◆ **Stated task**:
Output every record below exactly as it appears.

### Materials provided ###

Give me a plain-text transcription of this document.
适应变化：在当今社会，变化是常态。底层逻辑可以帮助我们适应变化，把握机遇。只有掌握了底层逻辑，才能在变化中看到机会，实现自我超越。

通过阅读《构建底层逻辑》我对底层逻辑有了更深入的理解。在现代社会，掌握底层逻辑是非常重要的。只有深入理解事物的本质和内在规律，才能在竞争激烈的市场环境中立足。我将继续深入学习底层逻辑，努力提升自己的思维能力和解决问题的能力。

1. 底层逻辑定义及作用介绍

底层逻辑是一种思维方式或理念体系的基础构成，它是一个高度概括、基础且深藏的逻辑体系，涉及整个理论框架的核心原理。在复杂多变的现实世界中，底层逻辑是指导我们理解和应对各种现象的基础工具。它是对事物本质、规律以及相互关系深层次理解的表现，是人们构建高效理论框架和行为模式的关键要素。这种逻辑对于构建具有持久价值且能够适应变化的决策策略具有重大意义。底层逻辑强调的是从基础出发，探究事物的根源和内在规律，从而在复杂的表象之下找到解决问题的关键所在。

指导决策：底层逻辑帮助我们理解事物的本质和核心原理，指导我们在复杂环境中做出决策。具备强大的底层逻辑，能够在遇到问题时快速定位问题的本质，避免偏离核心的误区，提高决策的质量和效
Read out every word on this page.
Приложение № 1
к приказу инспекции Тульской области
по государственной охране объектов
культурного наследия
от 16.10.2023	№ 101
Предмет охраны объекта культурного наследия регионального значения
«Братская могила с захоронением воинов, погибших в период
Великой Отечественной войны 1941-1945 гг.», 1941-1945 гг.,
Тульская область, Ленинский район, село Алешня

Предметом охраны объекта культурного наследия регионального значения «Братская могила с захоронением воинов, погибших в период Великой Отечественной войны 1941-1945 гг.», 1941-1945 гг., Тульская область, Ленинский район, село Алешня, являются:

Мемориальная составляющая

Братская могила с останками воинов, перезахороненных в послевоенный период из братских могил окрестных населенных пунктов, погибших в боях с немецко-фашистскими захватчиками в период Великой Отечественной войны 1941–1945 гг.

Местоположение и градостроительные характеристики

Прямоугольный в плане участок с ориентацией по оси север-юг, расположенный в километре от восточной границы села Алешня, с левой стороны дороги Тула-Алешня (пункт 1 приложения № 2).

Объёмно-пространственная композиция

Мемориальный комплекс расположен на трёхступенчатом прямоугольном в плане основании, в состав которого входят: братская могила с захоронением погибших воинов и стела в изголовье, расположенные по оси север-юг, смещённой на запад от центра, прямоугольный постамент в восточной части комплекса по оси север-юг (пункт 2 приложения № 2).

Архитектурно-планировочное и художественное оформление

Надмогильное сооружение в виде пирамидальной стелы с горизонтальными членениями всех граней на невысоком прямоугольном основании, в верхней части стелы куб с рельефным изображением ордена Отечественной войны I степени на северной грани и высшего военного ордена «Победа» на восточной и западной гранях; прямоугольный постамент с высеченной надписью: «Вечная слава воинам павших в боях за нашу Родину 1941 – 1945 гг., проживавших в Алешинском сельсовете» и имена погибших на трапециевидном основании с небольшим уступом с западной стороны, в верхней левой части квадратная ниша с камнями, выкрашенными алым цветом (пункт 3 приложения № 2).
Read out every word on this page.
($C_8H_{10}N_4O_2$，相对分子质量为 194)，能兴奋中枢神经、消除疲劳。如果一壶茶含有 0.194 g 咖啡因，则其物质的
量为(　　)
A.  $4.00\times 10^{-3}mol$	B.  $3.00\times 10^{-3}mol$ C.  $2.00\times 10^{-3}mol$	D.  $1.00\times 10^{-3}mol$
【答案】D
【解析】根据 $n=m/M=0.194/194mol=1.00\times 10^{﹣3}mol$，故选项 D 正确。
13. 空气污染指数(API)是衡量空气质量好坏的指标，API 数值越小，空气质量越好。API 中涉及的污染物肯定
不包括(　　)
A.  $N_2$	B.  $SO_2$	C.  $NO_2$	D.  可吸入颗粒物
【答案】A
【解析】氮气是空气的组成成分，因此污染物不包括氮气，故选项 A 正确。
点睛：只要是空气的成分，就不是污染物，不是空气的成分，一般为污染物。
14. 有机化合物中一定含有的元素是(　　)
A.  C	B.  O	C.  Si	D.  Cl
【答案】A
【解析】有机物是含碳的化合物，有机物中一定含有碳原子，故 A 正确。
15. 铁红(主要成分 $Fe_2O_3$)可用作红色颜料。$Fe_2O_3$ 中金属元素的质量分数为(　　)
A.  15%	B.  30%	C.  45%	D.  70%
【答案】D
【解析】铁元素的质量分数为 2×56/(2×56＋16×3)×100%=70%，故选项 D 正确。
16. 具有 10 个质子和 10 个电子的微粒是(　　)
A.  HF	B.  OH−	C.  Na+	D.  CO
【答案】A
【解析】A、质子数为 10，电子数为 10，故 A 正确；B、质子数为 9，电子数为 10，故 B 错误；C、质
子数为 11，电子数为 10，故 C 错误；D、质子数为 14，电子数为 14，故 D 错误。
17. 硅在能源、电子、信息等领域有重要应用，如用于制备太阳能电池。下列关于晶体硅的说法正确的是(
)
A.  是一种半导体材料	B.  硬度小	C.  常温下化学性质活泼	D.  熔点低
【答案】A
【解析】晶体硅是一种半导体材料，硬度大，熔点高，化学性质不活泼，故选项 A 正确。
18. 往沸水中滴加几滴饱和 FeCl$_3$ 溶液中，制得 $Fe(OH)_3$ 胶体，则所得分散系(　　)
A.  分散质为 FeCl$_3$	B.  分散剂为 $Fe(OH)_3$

###

◆ **Full solution**:
Give me a plain-text transcription of this document.
适应变化：在当今社会，变化是常态。底层逻辑可以帮助我们适应变化，把握机遇。只有掌握了底层逻辑，才能在变化中看到机会，实现自我超越。

通过阅读《构建底层逻辑》我对底层逻辑有了更深入的理解。在现代社会，掌握底层逻辑是非常重要的。只有深入理解事物的本质和内在规律，才能在竞争激烈的市场环境中立足。我将继续深入学习底层逻辑，努力提升自己的思维能力和解决问题的能力。

1. 底层逻辑定义及作用介绍

底层逻辑是一种思维方式或理念体系的基础构成，它是一个高度概括、基础且深藏的逻辑体系，涉及整个理论框架的核心原理。在复杂多变的现实世界中，底层逻辑是指导我们理解和应对各种现象的基础工具。它是对事物本质、规律以及相互关系深层次理解的表现，是人们构建高效理论框架和行为模式的关键要素。这种逻辑对于构建具有持久价值且能够适应变化的决策策略具有重大意义。底层逻辑强调的是从基础出发，探究事物的根源和内在规律，从而在复杂的表象之下找到解决问题的关键所在。

指导决策：底层逻辑帮助我们理解事物的本质和核心原理，指导我们在复杂环境中做出决策。具备强大的底层逻辑，能够在遇到问题时快速定位问题的本质，避免偏离核心的误区，提高决策的质量和效
Read out every word on this page.
Приложение № 1
к приказу инспекции Тульской области
по государственной охране объектов
культурного наследия
от 16.10.2023	№ 101
Предмет охраны объекта культурного наследия регионального значения
«Братская могила с захоронением воинов, погибших в период
Великой Отечественной войны 1941-1945 гг.», 1941-1945 гг.,
Тульская область, Ленинский район, село Алешня

Предметом охраны объекта культурного наследия регионального значения «Братская могила с захоронением воинов, погибших в период Великой Отечественной войны 1941-1945 гг.», 1941-1945 гг., Тульская область, Ленинский район, село Алешня, являются:

Мемориальная составляющая

Братская могила с останками воинов, перезахороненных в послевоенный период из братских могил окрестных населенных пунктов, погибших в боях с немецко-фашистскими захватчиками в период Великой Отечественной войны 1941–1945 гг.

Местоположение и градостроительные характеристики

Прямоугольный в плане участок с ориентацией по оси север-юг, расположенный в километре от восточной границы села Алешня, с левой стороны дороги Тула-Алешня (пункт 1 приложения № 2).

Объёмно-пространственная композиция

Мемориальный комплекс расположен на трёхступенчатом прямоугольном в плане основании, в состав которого входят: братская могила с захоронением погибших воинов и стела в изголовье, расположенные по оси север-юг, смещённой на запад от центра, прямоугольный постамент в восточной части комплекса по оси север-юг (пункт 2 приложения № 2).

Архитектурно-планировочное и художественное оформление

Надмогильное сооружение в виде пирамидальной стелы с горизонтальными членениями всех граней на невысоком прямоугольном основании, в верхней части стелы куб с рельефным изображением ордена Отечественной войны I степени на северной грани и высшего военного ордена «Победа» на восточной и западной гранях; прямоугольный постамент с высеченной надписью: «Вечная слава воинам павших в боях за нашу Родину 1941 – 1945 гг., проживавших в Алешинском сельсовете» и имена погибших на трапециевидном основании с небольшим уступом с западной стороны, в верхней левой части квадратная ниша с камнями, выкрашенными алым цветом (пункт 3 приложения № 2).
Read out every word on this page.
($C_8H_{10}N_4O_2$，相对分子质量为 194)，能兴奋中枢神经、消除疲劳。如果一壶茶含有 0.194 g 咖啡因，则其物质的
量为(　　)
A.  $4.00\times 10^{-3}mol$	B.  $3.00\times 10^{-3}mol$ C.  $2.00\times 10^{-3}mol$	D.  $1.00\times 10^{-3}mol$
【答案】D
【解析】根据 $n=m/M=0.194/194mol=1.00\times 10^{﹣3}mol$，故选项 D 正确。
13. 空气污染指数(API)是衡量空气质量好坏的指标，API 数值越小，空气质量越好。API 中涉及的污染物肯定
不包括(　　)
A.  $N_2$	B.  $SO_2$	C.  $NO_2$	D.  可吸入颗粒物
【答案】A
【解析】氮气是空气的组成成分，因此污染物不包括氮气，故选项 A 正确。
点睛：只要是空气的成分，就不是污染物，不是空气的成分，一般为污染物。
14. 有机化合物中一定含有的元素是(　　)
A.  C	B.  O	C.  Si	D.  Cl
【答案】A
【解析】有机物是含碳的化合物，有机物中一定含有碳原子，故 A 正确。
15. 铁红(主要成分 $Fe_2O_3$)可用作红色颜料。$Fe_2O_3$ 中金属元素的质量分数为(　　)
A.  15%	B.  30%	C.  45%	D.  70%
【答案】D
【解析】铁元素的质量分数为 2×56/(2×56＋16×3)×100%=70%，故选项 D 正确。
16. 具有 10 个质子和 10 个电子的微粒是(　　)
A.  HF	B.  OH−	C.  Na+	D.  CO
【答案】A
【解析】A、质子数为 10，电子数为 10，故 A 正确；B、质子数为 9，电子数为 10，故 B 错误；C、质
子数为 11，电子数为 10，故 C 错误；D、质子数为 14，电子数为 14，故 D 错误。
17. 硅在能源、电子、信息等领域有重要应用，如用于制备太阳能电池。下列关于晶体硅的说法正确的是(
)
A.  是一种半导体材料	B.  硬度小	C.  常温下化学性质活泼	D.  熔点低
【答案】A
【解析】晶体硅是一种半导体材料，硬度大，熔点高，化学性质不活泼，故选项 A 正确。
18. 往沸水中滴加几滴饱和 FeCl$_3$ 溶液中，制得 $Fe(OH)_3$ 胶体，则所得分散系(　　)
A.  分散质为 FeCl$_3$	B.  分散剂为 $Fe(OH)_3$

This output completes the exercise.